__Prompt 1__: Collect every line in the listing below that contains the string "remaining".

__Selected passage__:
____

Nine Thoughts Before Writing Chapter 2

Sasha Marie Stone posted Five Ways to Find Time for Blogging on WordPress.com at https://wordpress.com/go/content-blogging/five-ways-to-find-time-for-blogging/

I’ve revised her tips for those who want to write a novel. 

1. Did you actually write Chapter 1?  Congrats. If you’re feeling like a writer, you should. 

Stone suggests scheduling writing dates with yourself. I feel compelled to write every day. Either way, have a clear goal in mind. What do you want to accomplish? 

My minimum is one scene. Here’s how I move on from there. I read the Scene 1 and ask myself, what was Scene 1 really about? Therefore, what must Scene 2 be about?

That’s not to say that your manuscript must be written in chronological order. If you sit down to write Scene 2, but an idea for the hero’s confrontation with the villain jumps into your mind, write 43. Scene 2 can wait until tomorrow.

____

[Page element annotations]
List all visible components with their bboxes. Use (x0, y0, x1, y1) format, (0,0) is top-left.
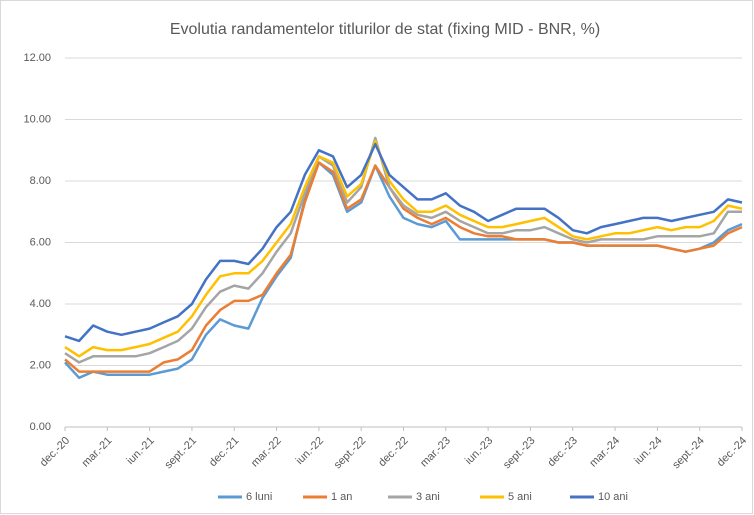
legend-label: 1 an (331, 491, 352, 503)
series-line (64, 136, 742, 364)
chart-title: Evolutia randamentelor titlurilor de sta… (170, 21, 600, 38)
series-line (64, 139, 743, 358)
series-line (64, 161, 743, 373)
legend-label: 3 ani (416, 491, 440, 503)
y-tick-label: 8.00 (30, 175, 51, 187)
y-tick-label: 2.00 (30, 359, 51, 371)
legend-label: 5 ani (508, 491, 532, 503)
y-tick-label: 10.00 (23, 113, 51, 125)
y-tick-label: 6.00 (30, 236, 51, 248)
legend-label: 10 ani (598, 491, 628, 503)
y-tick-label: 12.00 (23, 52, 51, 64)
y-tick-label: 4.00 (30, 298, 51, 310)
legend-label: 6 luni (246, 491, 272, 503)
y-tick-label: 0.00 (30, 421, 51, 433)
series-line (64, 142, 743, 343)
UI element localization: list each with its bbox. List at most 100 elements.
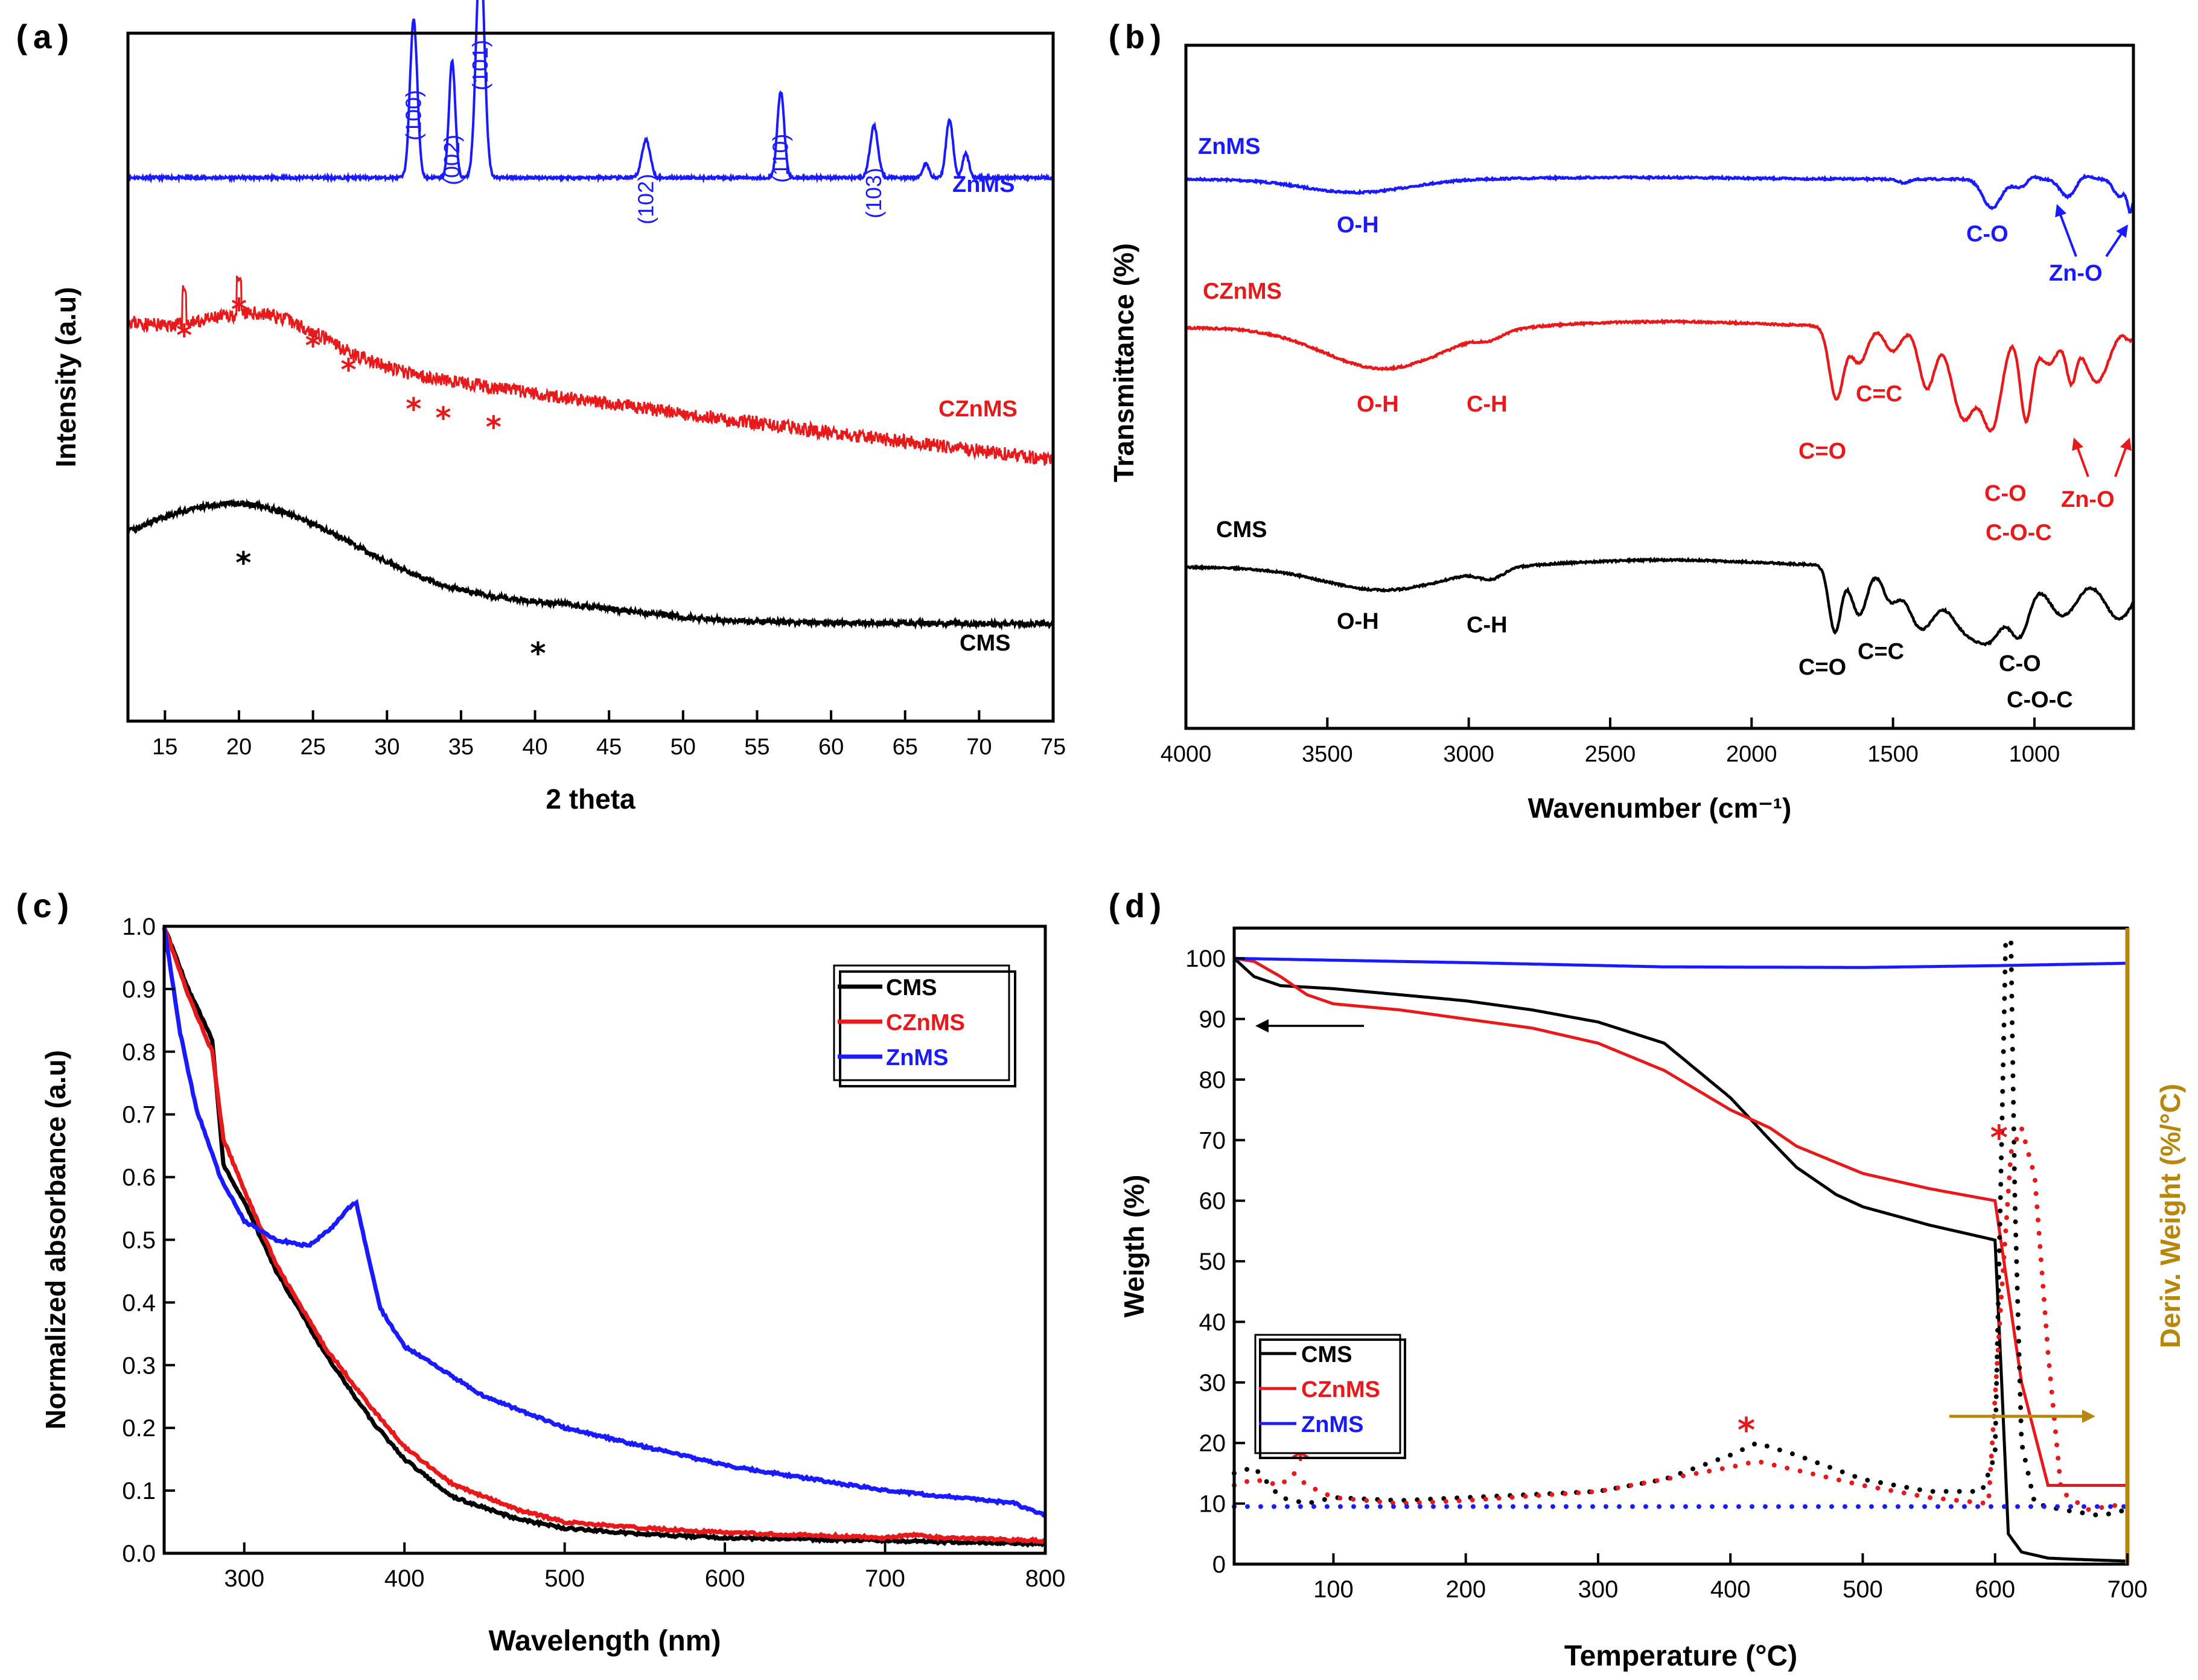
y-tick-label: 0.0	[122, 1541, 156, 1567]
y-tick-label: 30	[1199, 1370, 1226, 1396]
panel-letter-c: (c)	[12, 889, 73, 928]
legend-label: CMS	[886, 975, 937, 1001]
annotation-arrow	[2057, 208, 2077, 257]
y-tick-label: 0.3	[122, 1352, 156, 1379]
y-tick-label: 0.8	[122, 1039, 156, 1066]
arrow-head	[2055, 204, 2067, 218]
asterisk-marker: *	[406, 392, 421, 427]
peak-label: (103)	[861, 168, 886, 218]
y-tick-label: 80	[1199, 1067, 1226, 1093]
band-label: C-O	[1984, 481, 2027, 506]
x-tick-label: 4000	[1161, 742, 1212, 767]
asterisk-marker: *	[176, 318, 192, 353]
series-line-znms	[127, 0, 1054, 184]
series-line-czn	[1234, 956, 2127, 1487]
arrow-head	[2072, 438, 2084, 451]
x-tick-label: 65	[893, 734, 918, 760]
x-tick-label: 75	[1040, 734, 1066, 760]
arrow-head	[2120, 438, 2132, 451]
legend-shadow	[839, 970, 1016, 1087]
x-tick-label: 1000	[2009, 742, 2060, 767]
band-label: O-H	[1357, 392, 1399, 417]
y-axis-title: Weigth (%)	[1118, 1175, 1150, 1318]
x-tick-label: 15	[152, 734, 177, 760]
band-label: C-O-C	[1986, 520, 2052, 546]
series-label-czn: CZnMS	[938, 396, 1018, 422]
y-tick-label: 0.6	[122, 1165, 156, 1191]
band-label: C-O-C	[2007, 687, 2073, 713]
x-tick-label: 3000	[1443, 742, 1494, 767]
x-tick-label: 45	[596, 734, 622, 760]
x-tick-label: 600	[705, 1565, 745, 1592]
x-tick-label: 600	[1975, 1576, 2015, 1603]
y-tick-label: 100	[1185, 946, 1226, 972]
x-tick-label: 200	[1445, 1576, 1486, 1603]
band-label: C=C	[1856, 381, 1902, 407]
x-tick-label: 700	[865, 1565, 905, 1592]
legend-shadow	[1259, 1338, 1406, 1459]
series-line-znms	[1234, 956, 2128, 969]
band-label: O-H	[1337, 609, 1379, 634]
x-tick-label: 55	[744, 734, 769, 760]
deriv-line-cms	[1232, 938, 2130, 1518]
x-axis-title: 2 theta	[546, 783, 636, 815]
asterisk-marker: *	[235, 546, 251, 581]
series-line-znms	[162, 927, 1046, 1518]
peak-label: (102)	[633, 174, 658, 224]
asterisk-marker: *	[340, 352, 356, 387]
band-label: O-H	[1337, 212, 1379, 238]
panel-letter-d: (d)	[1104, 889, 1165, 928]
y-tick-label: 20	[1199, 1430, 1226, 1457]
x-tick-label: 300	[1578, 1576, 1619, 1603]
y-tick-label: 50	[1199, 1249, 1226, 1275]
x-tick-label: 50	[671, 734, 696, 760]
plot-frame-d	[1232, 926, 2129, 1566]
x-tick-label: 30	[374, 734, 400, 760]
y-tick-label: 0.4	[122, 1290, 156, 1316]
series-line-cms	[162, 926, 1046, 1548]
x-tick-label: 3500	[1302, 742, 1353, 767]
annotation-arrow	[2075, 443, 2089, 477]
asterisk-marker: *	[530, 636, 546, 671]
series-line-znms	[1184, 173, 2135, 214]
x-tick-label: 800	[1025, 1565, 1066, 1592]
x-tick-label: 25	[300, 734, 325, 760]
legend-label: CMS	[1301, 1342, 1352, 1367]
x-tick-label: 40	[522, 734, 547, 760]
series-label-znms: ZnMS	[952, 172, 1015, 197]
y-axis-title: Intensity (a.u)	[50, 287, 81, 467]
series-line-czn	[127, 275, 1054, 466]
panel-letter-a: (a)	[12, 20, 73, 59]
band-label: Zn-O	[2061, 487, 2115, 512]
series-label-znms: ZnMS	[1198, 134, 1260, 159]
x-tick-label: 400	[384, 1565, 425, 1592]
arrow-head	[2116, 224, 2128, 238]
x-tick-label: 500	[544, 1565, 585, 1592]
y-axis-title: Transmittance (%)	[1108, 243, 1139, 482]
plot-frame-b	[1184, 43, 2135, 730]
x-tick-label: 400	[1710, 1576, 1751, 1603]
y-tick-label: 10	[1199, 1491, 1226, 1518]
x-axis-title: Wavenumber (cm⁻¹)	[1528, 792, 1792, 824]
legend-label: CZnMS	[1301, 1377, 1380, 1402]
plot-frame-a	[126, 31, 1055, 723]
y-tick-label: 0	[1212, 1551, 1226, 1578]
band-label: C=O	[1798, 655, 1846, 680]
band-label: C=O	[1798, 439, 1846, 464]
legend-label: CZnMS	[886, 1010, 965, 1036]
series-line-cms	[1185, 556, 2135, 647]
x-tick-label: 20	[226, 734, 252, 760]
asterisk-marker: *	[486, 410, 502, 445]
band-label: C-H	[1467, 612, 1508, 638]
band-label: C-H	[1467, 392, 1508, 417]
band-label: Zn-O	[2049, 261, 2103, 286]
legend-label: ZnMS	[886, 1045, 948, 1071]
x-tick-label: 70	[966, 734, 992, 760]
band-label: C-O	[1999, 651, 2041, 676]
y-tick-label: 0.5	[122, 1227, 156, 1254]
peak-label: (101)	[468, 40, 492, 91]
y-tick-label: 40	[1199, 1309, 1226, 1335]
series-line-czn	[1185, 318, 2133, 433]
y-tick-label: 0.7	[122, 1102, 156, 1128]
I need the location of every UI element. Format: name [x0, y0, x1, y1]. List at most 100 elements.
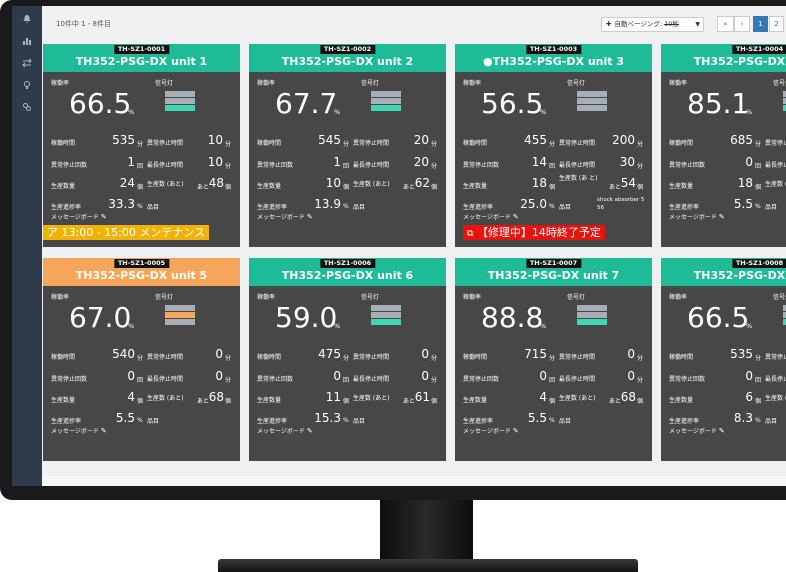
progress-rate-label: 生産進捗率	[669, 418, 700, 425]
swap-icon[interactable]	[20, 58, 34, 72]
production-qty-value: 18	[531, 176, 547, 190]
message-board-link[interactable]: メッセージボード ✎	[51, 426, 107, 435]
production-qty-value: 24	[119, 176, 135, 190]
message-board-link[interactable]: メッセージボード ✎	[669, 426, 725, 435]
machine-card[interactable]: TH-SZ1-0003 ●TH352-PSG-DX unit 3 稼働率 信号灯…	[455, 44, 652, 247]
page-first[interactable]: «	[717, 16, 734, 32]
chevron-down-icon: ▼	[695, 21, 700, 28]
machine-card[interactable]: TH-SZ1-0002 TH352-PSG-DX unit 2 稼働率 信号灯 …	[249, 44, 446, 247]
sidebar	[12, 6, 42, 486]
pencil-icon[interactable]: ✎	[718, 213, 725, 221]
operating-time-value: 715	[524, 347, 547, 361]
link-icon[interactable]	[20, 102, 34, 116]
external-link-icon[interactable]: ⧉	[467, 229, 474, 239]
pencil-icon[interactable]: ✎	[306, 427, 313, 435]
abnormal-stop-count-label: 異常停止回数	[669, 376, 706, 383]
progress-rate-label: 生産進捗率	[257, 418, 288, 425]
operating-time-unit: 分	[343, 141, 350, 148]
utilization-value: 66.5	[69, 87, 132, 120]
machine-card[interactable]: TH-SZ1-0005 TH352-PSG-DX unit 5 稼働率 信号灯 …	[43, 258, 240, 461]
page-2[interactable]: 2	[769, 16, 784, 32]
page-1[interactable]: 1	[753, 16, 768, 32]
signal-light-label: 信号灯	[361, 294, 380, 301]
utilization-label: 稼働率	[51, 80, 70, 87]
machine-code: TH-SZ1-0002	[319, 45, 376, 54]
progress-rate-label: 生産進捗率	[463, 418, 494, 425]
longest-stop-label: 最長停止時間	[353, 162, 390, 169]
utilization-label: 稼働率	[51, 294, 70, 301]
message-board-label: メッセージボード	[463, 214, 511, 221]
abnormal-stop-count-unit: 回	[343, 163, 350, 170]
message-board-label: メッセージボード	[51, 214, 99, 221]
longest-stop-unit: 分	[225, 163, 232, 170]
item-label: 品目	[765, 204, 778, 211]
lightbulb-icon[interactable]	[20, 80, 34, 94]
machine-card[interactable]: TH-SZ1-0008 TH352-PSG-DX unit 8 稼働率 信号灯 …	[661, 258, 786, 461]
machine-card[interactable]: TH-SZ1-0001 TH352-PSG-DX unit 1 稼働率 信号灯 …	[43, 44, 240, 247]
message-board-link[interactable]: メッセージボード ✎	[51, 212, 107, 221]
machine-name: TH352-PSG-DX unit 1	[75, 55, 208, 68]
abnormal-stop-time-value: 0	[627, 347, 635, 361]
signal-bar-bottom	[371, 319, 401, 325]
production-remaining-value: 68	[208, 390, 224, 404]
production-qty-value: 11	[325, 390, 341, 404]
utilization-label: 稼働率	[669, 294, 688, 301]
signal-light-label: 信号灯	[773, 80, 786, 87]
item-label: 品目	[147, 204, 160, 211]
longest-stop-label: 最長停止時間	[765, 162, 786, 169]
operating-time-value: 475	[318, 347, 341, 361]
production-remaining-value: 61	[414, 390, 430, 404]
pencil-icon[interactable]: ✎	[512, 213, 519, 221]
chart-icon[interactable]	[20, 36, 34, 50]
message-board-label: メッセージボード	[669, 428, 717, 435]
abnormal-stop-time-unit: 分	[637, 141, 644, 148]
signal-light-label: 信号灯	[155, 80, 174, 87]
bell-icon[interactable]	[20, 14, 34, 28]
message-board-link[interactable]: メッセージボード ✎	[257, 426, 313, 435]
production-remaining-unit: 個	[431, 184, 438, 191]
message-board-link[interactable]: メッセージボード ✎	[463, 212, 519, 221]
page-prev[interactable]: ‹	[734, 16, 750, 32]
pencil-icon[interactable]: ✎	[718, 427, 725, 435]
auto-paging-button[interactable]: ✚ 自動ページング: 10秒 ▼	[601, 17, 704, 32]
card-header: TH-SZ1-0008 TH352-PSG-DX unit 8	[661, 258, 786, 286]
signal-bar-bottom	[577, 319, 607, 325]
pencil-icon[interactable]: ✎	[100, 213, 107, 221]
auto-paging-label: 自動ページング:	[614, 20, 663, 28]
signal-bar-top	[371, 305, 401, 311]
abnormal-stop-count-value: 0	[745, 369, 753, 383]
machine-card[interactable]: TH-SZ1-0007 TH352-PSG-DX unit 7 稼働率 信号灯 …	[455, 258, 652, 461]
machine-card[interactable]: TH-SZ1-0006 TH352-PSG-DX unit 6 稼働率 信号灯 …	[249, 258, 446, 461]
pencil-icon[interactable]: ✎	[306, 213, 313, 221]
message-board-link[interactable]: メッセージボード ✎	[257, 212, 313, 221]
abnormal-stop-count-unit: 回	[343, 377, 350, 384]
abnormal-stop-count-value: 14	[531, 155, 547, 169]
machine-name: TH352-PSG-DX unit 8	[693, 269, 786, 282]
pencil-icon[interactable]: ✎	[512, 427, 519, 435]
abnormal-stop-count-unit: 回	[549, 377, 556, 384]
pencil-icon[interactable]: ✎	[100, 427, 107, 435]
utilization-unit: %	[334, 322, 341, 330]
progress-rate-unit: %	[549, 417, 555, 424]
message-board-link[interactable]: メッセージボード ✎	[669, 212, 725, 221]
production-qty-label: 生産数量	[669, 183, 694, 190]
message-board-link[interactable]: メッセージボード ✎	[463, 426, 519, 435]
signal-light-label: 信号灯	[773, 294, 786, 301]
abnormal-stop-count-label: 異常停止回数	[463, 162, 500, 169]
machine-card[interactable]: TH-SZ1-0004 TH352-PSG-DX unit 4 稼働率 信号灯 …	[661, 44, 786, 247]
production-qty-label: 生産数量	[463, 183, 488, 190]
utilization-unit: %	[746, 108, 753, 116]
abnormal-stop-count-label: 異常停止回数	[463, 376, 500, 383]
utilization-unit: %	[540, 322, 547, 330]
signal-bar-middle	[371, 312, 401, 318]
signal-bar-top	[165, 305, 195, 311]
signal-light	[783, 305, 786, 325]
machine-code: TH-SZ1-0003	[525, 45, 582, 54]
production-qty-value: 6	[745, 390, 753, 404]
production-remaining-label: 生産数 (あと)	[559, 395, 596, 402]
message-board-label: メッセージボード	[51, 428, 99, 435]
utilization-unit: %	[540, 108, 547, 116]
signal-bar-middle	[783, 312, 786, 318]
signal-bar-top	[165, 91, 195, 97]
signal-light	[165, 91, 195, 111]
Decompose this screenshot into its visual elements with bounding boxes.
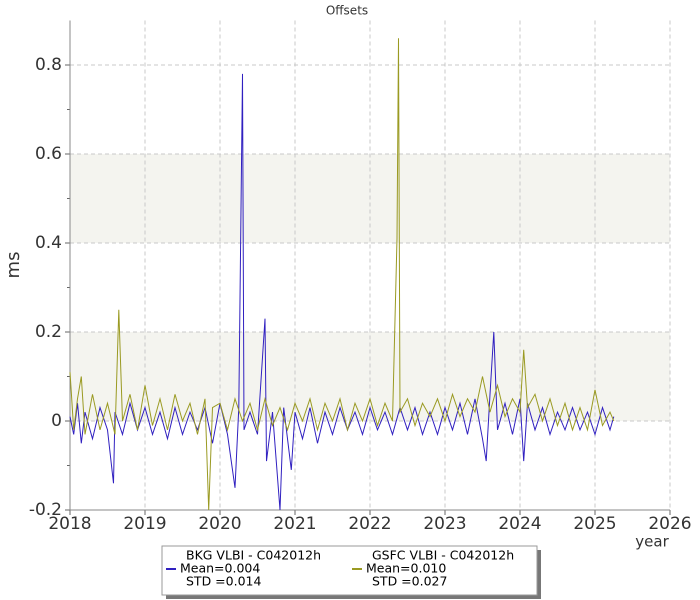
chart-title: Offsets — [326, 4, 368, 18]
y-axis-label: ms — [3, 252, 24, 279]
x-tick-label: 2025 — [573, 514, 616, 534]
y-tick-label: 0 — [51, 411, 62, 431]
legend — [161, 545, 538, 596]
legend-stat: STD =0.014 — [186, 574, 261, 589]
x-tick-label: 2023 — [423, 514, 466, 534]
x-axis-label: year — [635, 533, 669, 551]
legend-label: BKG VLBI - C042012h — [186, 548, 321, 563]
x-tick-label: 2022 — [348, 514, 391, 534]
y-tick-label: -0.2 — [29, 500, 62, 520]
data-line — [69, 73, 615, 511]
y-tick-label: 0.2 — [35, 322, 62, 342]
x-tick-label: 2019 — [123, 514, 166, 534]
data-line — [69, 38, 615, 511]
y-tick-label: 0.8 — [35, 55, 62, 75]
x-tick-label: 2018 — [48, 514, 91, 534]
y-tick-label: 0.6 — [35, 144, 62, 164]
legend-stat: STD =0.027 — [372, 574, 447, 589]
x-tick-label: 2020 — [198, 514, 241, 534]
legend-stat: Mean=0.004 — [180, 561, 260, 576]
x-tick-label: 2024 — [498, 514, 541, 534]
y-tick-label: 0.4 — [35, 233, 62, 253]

____

__Prompt 2__: Decide whether each statement agrees with the post about writing Chapter 2: (a) the writer's minimum is one scene; (b) Stone suggests writing every day; (c) the post says a manuscript must be written in chronological order. Answer yes or no for each, quoting the deciding words.

__Exercise result 1__:
production-remaining-value: 68	[208, 390, 224, 404]
production-remaining-value: 61	[414, 390, 430, 404]
production-remaining-unit: 個	[431, 184, 438, 191]
production-remaining-label: 生産数 (あと)	[559, 395, 596, 402]

__Exercise result 2__:
(a) Yes: "My minimum is one scene."
(b) No: "Stone suggests scheduling writing dates with yourself."
(c) No: "That’s not to say that your manuscript must be written in chronological order."